From the entries below, copy every line holding the word "consistance".

· · · · ·

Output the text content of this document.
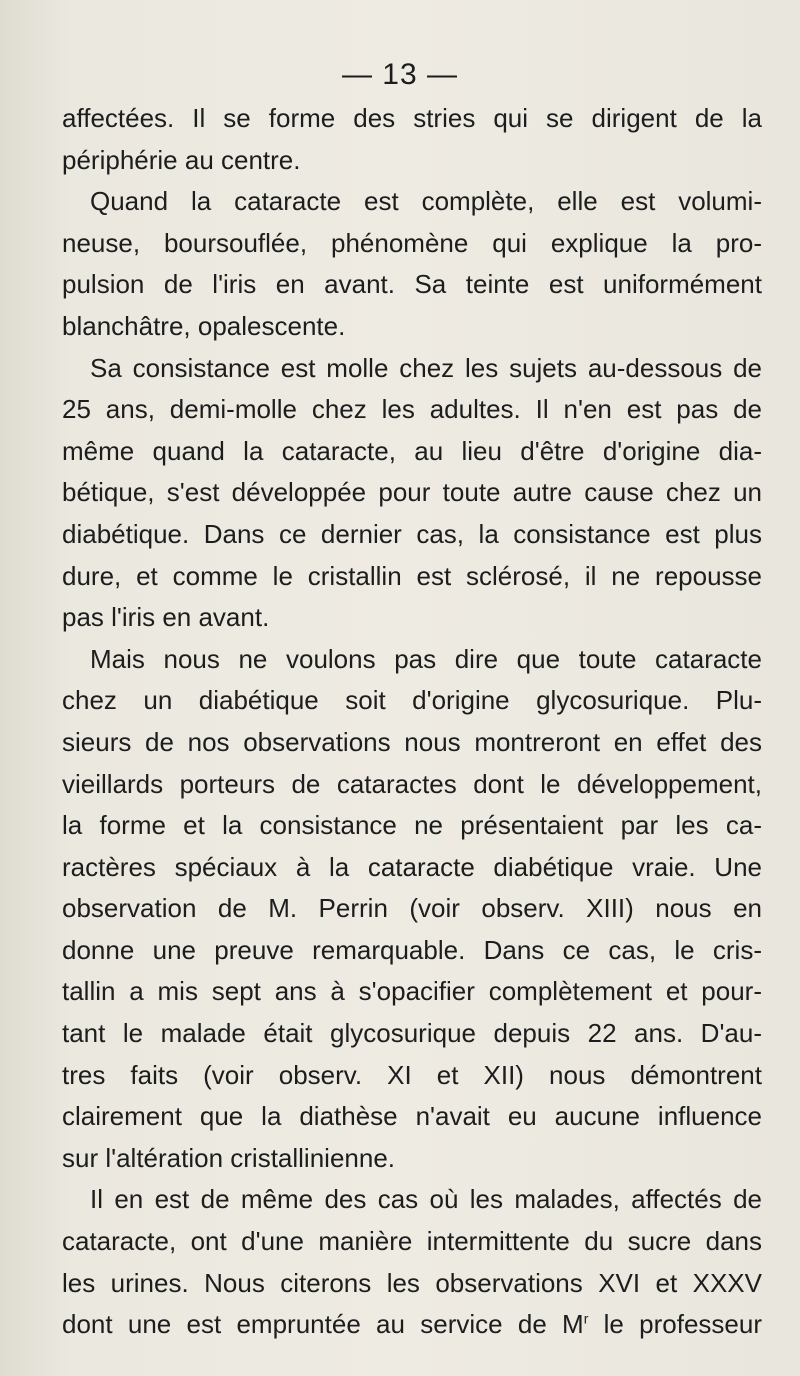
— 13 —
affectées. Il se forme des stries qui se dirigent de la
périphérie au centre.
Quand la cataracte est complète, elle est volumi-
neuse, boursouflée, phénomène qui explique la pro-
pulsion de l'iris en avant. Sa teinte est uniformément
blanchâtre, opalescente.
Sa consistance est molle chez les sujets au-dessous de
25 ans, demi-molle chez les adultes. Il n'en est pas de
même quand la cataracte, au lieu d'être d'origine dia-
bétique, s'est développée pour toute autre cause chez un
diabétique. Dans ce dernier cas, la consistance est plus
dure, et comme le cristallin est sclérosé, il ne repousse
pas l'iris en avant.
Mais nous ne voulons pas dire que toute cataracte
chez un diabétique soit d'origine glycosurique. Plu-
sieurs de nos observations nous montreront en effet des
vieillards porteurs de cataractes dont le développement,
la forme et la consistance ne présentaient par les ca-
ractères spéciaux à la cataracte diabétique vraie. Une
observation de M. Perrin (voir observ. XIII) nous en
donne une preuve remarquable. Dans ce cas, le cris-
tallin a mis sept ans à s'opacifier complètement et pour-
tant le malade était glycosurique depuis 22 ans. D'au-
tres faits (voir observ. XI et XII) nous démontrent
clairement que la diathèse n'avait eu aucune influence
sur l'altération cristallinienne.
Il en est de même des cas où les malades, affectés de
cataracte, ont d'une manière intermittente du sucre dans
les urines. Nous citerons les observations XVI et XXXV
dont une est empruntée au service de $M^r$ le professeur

· · · · ·

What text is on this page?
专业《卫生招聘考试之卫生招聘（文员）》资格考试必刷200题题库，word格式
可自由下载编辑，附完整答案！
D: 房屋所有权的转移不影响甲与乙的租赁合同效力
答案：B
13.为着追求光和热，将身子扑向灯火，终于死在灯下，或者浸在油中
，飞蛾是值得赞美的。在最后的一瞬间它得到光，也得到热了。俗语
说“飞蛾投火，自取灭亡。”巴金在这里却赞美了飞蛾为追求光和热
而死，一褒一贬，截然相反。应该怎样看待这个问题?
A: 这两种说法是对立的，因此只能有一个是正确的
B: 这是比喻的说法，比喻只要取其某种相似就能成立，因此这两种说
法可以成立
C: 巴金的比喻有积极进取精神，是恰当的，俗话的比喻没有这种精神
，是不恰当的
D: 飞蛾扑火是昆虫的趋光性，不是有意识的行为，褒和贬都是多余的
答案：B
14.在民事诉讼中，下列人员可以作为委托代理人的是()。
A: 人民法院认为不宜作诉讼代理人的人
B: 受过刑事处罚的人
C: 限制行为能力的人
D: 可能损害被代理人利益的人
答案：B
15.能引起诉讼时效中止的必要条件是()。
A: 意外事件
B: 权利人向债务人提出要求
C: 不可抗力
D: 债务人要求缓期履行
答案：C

· · · · ·

TASK RESPONSE -
Sa consistance est molle chez les sujets au-dessous de
diabétique. Dans ce dernier cas, la consistance est plus
la forme et la consistance ne présentaient par les ca-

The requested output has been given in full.